◆ **Given task**
Write out every entry precisely as given, leaving the pictures out.

◆ **Provided records**
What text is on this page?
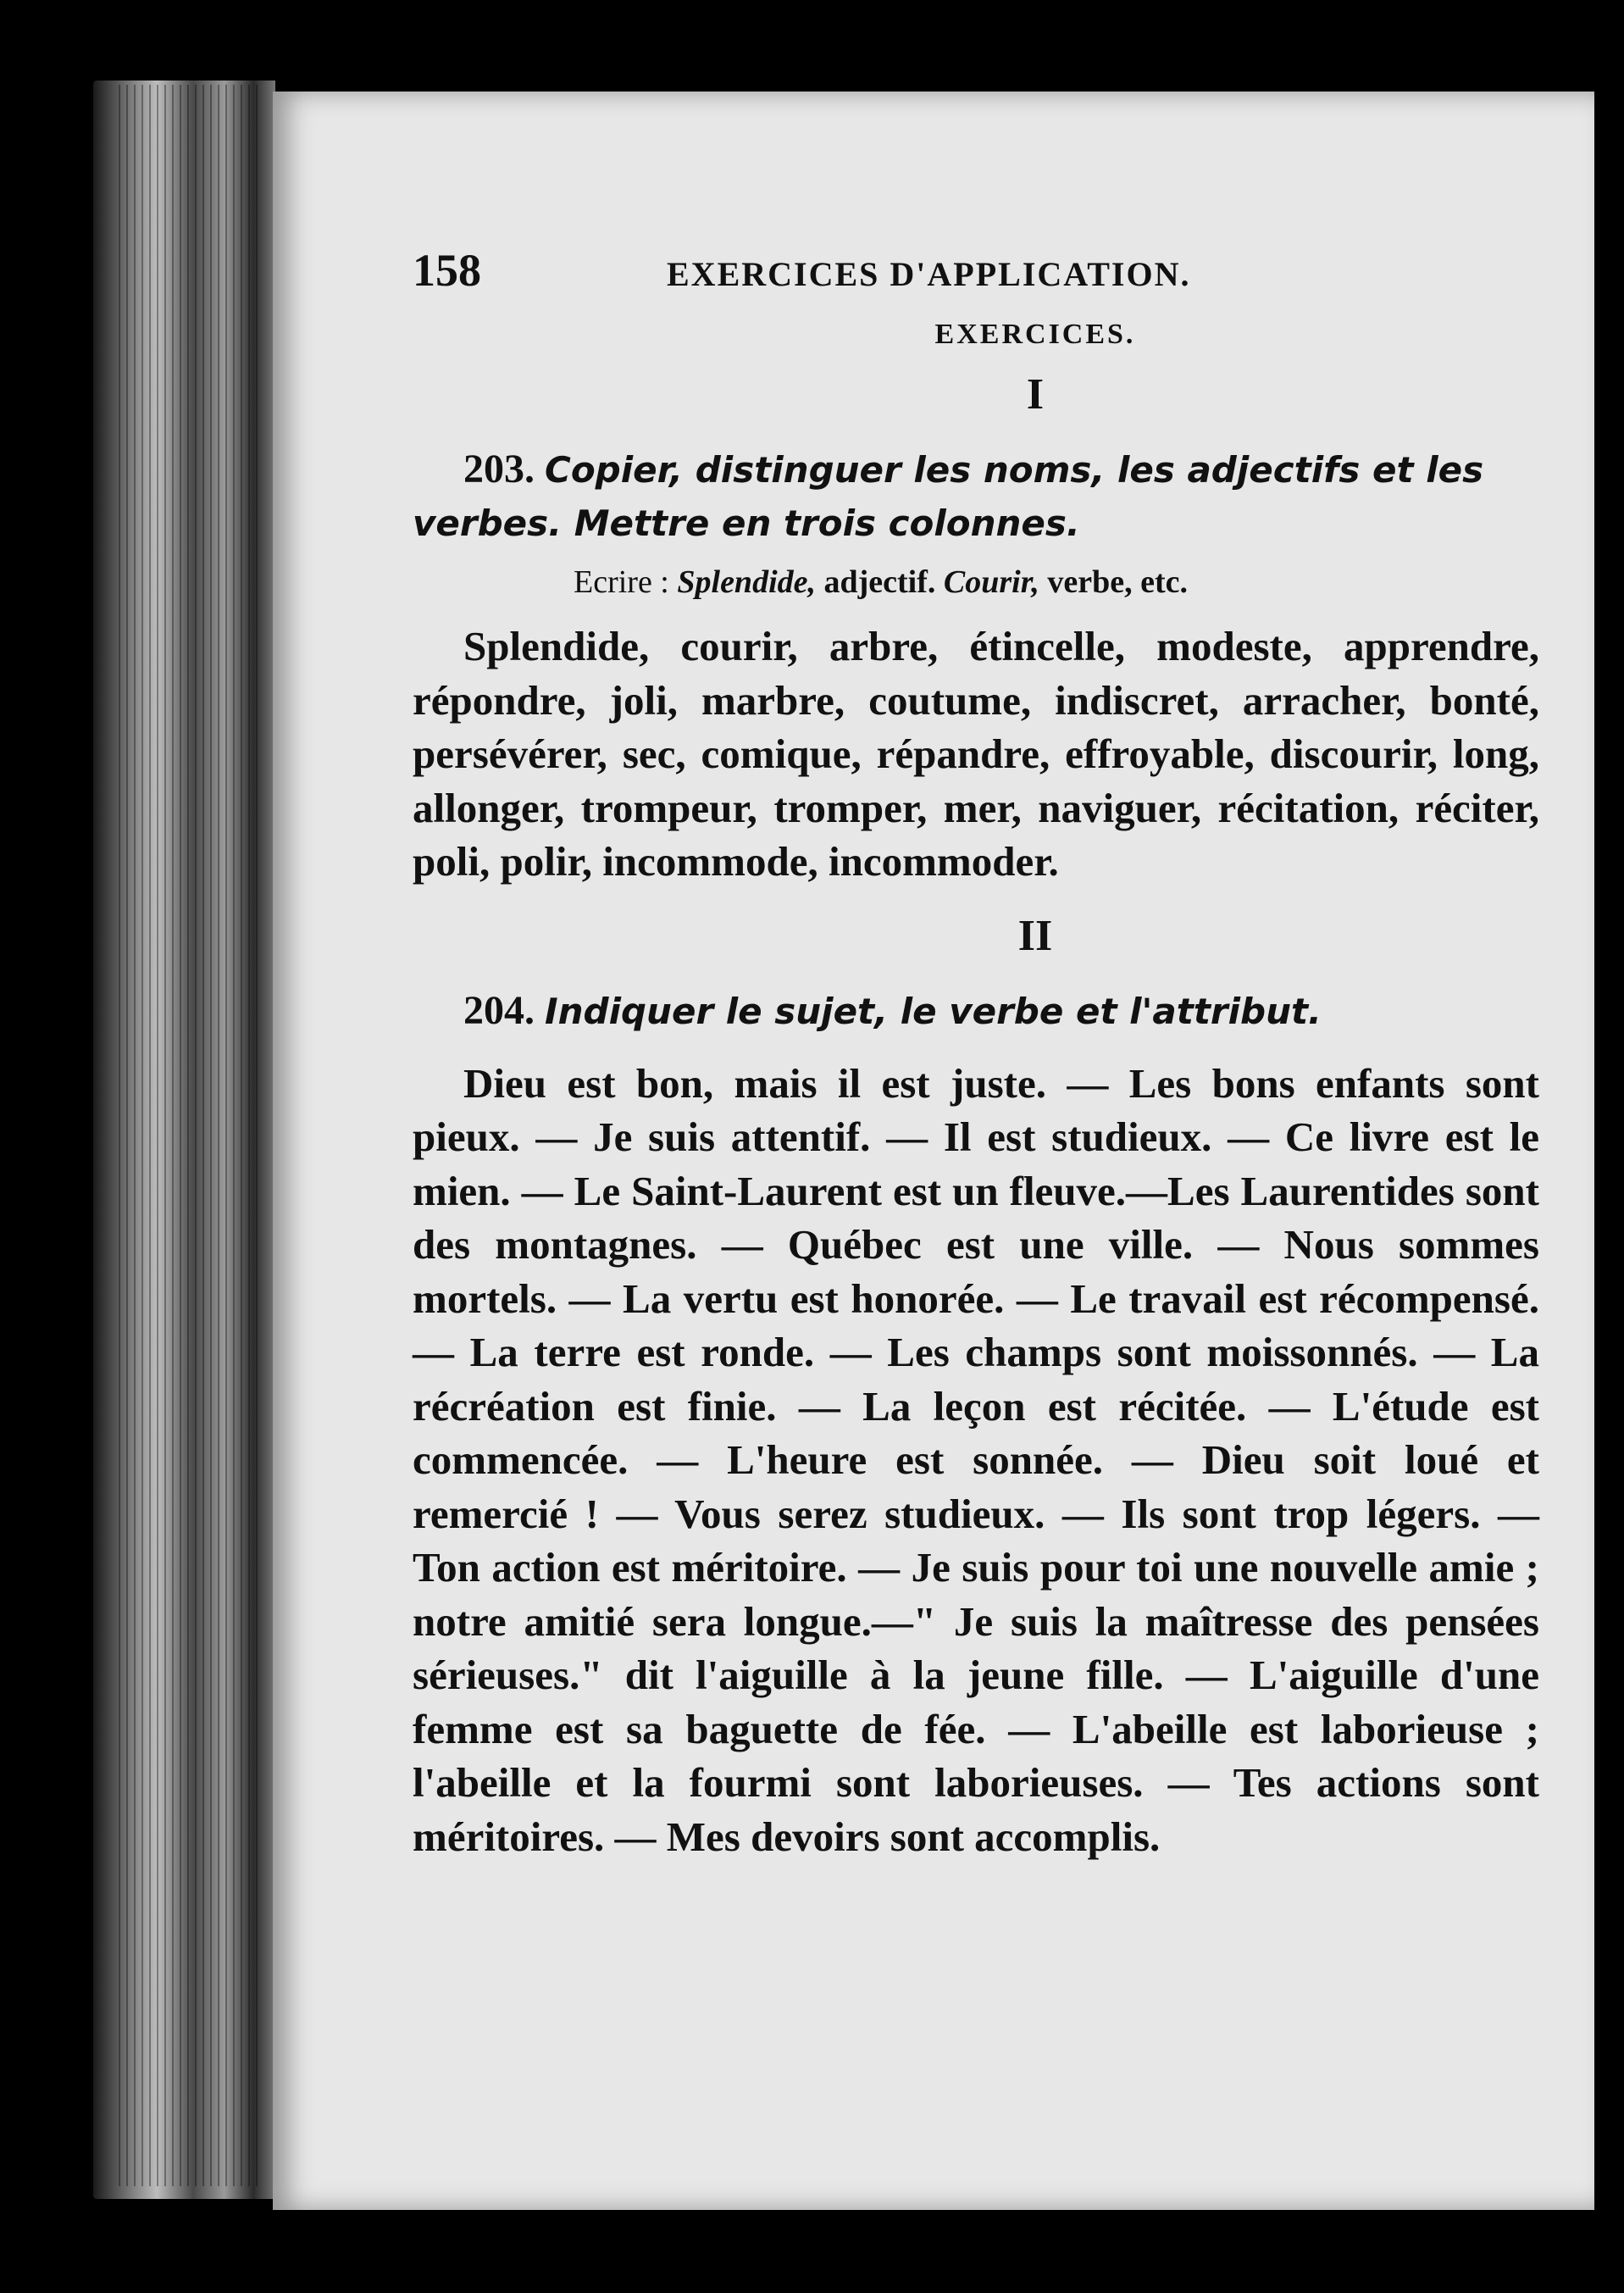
158	EXERCICES D'APPLICATION.
EXERCICES.
I
203. Copier, distinguer les noms, les adjectifs et les verbes. Mettre en trois colonnes.
Ecrire : Splendide, adjectif. Courir, verbe, etc.
Splendide, courir, arbre, étincelle, modeste, apprendre, répondre, joli, marbre, coutume, indiscret, arracher, bonté, persévérer, sec, comique, répandre, effroyable, discourir, long, allonger, trompeur, tromper, mer, naviguer, récitation, réciter, poli, polir, incommode, incommoder.
II
204. Indiquer le sujet, le verbe et l'attribut.
Dieu est bon, mais il est juste. — Les bons enfants sont pieux. — Je suis attentif. — Il est studieux. — Ce livre est le mien. — Le Saint-Laurent est un fleuve.—Les Laurentides sont des montagnes. — Québec est une ville. — Nous sommes mortels. — La vertu est honorée. — Le travail est récompensé. — La terre est ronde. — Les champs sont moissonnés. — La récréation est finie. — La leçon est récitée. — L'étude est commencée. — L'heure est sonnée. — Dieu soit loué et remercié ! — Vous serez studieux. — Ils sont trop légers. — Ton action est méritoire. — Je suis pour toi une nouvelle amie ; notre amitié sera longue.—" Je suis la maîtresse des pensées sérieuses." dit l'aiguille à la jeune fille. — L'aiguille d'une femme est sa baguette de fée. — L'abeille est laborieuse ; l'abeille et la fourmi sont laborieuses. — Tes actions sont méritoires. — Mes devoirs sont accomplis.
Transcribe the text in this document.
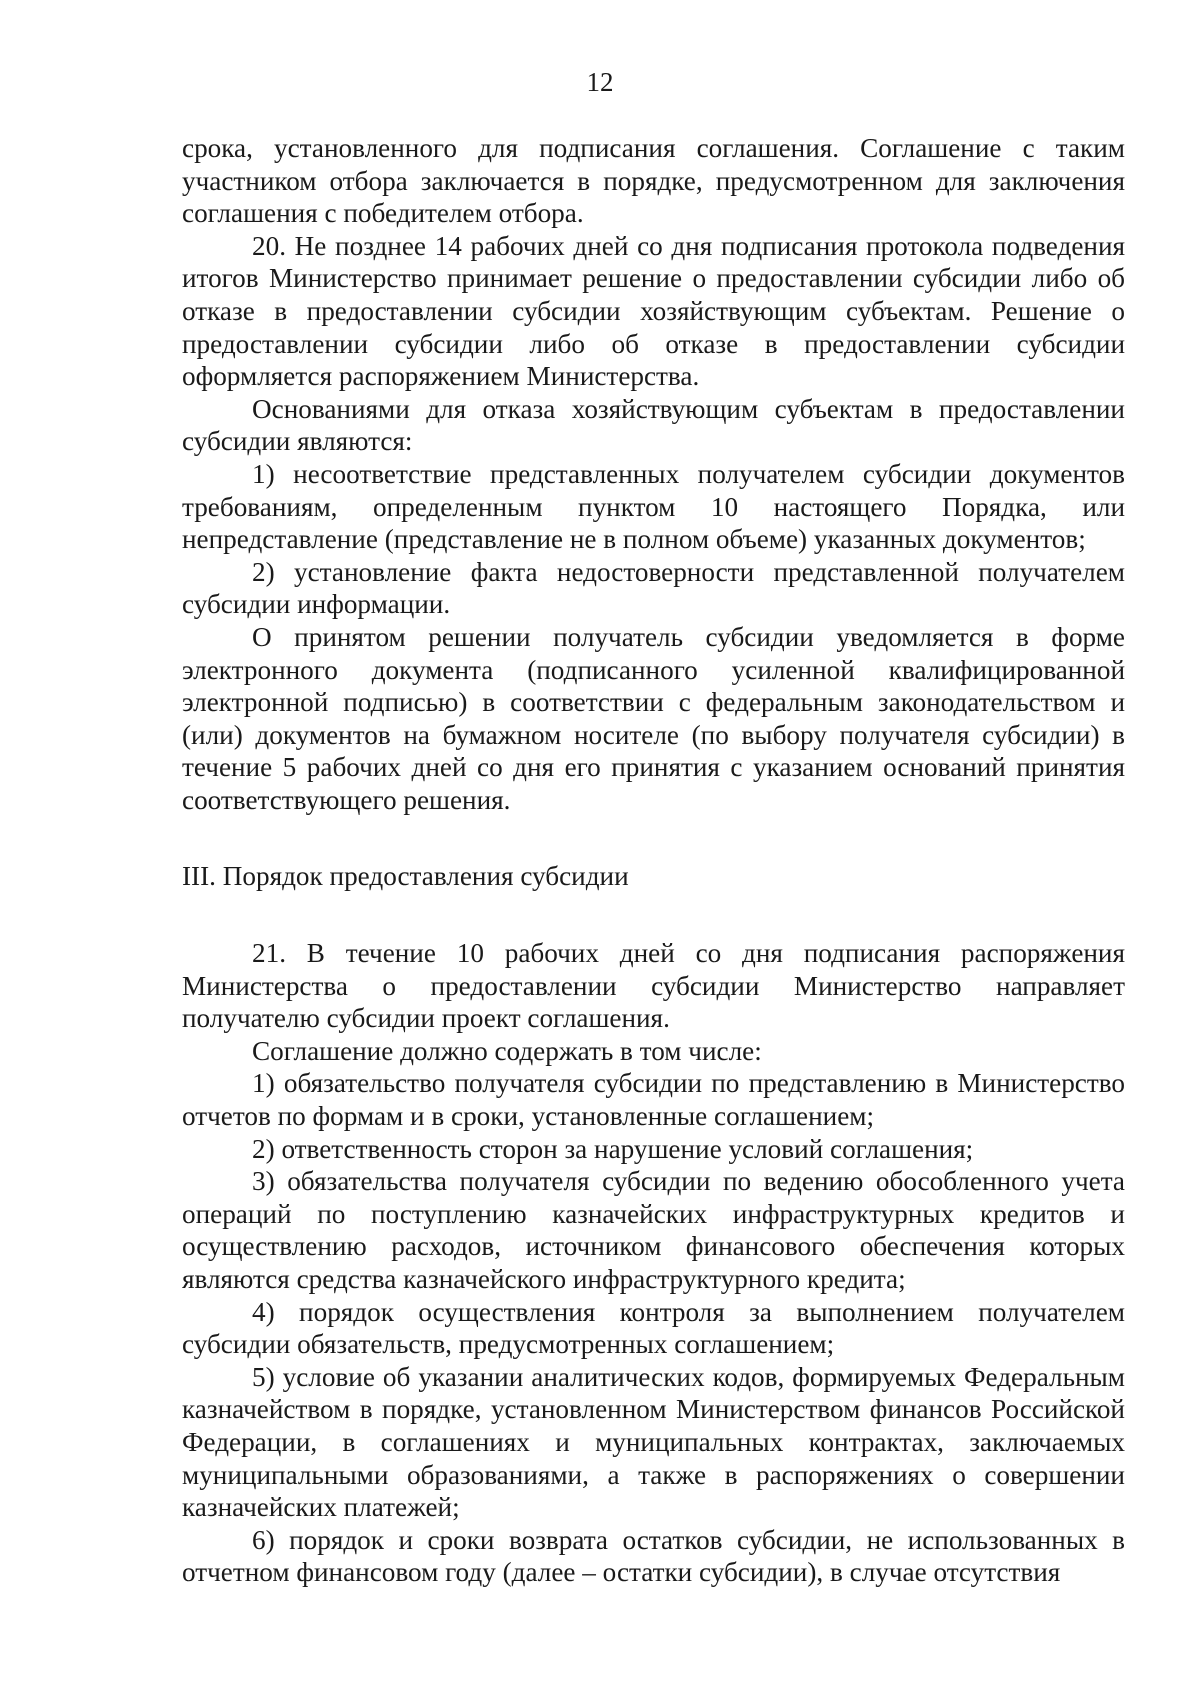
12

срока, установленного для подписания соглашения. Соглашение с таким участником отбора заключается в порядке, предусмотренном для заключения соглашения с победителем отбора.

20. Не позднее 14 рабочих дней со дня подписания протокола подведения итогов Министерство принимает решение о предоставлении субсидии либо об отказе в предоставлении субсидии хозяйствующим субъектам. Решение о предоставлении субсидии либо об отказе в предоставлении субсидии оформляется распоряжением Министерства.

Основаниями для отказа хозяйствующим субъектам в предоставлении субсидии являются:

1) несоответствие представленных получателем субсидии документов требованиям, определенным пунктом 10 настоящего Порядка, или непредставление (представление не в полном объеме) указанных документов;

2) установление факта недостоверности представленной получателем субсидии информации.

О принятом решении получатель субсидии уведомляется в форме электронного документа (подписанного усиленной квалифицированной электронной подписью) в соответствии с федеральным законодательством и (или) документов на бумажном носителе (по выбору получателя субсидии) в течение 5 рабочих дней со дня его принятия с указанием оснований принятия соответствующего решения.

III. Порядок предоставления субсидии

21. В течение 10 рабочих дней со дня подписания распоряжения Министерства о предоставлении субсидии Министерство направляет получателю субсидии проект соглашения.

Соглашение должно содержать в том числе:

1) обязательство получателя субсидии по представлению в Министерство отчетов по формам и в сроки, установленные соглашением;

2) ответственность сторон за нарушение условий соглашения;

3) обязательства получателя субсидии по ведению обособленного учета операций по поступлению казначейских инфраструктурных кредитов и осуществлению расходов, источником финансового обеспечения которых являются средства казначейского инфраструктурного кредита;

4) порядок осуществления контроля за выполнением получателем субсидии обязательств, предусмотренных соглашением;

5) условие об указании аналитических кодов, формируемых Федеральным казначейством в порядке, установленном Министерством финансов Российской Федерации, в соглашениях и муниципальных контрактах, заключаемых муниципальными образованиями, а также в распоряжениях о совершении казначейских платежей;

6) порядок и сроки возврата остатков субсидии, не использованных в отчетном финансовом году (далее – остатки субсидии), в случае отсутствия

◆ **Task response**
What text is on this page?
158	EXERCICES D'APPLICATION.
EXERCICES.
I
203. Copier, distinguer les noms, les adjectifs et les verbes. Mettre en trois colonnes.
Ecrire : Splendide, adjectif. Courir, verbe, etc.
Splendide, courir, arbre, étincelle, modeste, apprendre, répondre, joli, marbre, coutume, indiscret, arracher, bonté, persévérer, sec, comique, répandre, effroyable, discourir, long, allonger, trompeur, tromper, mer, naviguer, récitation, réciter, poli, polir, incommode, incommoder.
II
204. Indiquer le sujet, le verbe et l'attribut.
Dieu est bon, mais il est juste. — Les bons enfants sont pieux. — Je suis attentif. — Il est studieux. — Ce livre est le mien. — Le Saint-Laurent est un fleuve.—Les Laurentides sont des montagnes. — Québec est une ville. — Nous sommes mortels. — La vertu est honorée. — Le travail est récompensé. — La terre est ronde. — Les champs sont moissonnés. — La récréation est finie. — La leçon est récitée. — L'étude est commencée. — L'heure est sonnée. — Dieu soit loué et remercié ! — Vous serez studieux. — Ils sont trop légers. — Ton action est méritoire. — Je suis pour toi une nouvelle amie ; notre amitié sera longue.—" Je suis la maîtresse des pensées sérieuses." dit l'aiguille à la jeune fille. — L'aiguille d'une femme est sa baguette de fée. — L'abeille est laborieuse ; l'abeille et la fourmi sont laborieuses. — Tes actions sont méritoires. — Mes devoirs sont accomplis.
Transcribe the text in this document.
12

срока, установленного для подписания соглашения. Соглашение с таким участником отбора заключается в порядке, предусмотренном для заключения соглашения с победителем отбора.

20. Не позднее 14 рабочих дней со дня подписания протокола подведения итогов Министерство принимает решение о предоставлении субсидии либо об отказе в предоставлении субсидии хозяйствующим субъектам. Решение о предоставлении субсидии либо об отказе в предоставлении субсидии оформляется распоряжением Министерства.

Основаниями для отказа хозяйствующим субъектам в предоставлении субсидии являются:

1) несоответствие представленных получателем субсидии документов требованиям, определенным пунктом 10 настоящего Порядка, или непредставление (представление не в полном объеме) указанных документов;

2) установление факта недостоверности представленной получателем субсидии информации.

О принятом решении получатель субсидии уведомляется в форме электронного документа (подписанного усиленной квалифицированной электронной подписью) в соответствии с федеральным законодательством и (или) документов на бумажном носителе (по выбору получателя субсидии) в течение 5 рабочих дней со дня его принятия с указанием оснований принятия соответствующего решения.

III. Порядок предоставления субсидии

21. В течение 10 рабочих дней со дня подписания распоряжения Министерства о предоставлении субсидии Министерство направляет получателю субсидии проект соглашения.

Соглашение должно содержать в том числе:

1) обязательство получателя субсидии по представлению в Министерство отчетов по формам и в сроки, установленные соглашением;

2) ответственность сторон за нарушение условий соглашения;

3) обязательства получателя субсидии по ведению обособленного учета операций по поступлению казначейских инфраструктурных кредитов и осуществлению расходов, источником финансового обеспечения которых являются средства казначейского инфраструктурного кредита;

4) порядок осуществления контроля за выполнением получателем субсидии обязательств, предусмотренных соглашением;

5) условие об указании аналитических кодов, формируемых Федеральным казначейством в порядке, установленном Министерством финансов Российской Федерации, в соглашениях и муниципальных контрактах, заключаемых муниципальными образованиями, а также в распоряжениях о совершении казначейских платежей;

6) порядок и сроки возврата остатков субсидии, не использованных в отчетном финансовом году (далее – остатки субсидии), в случае отсутствия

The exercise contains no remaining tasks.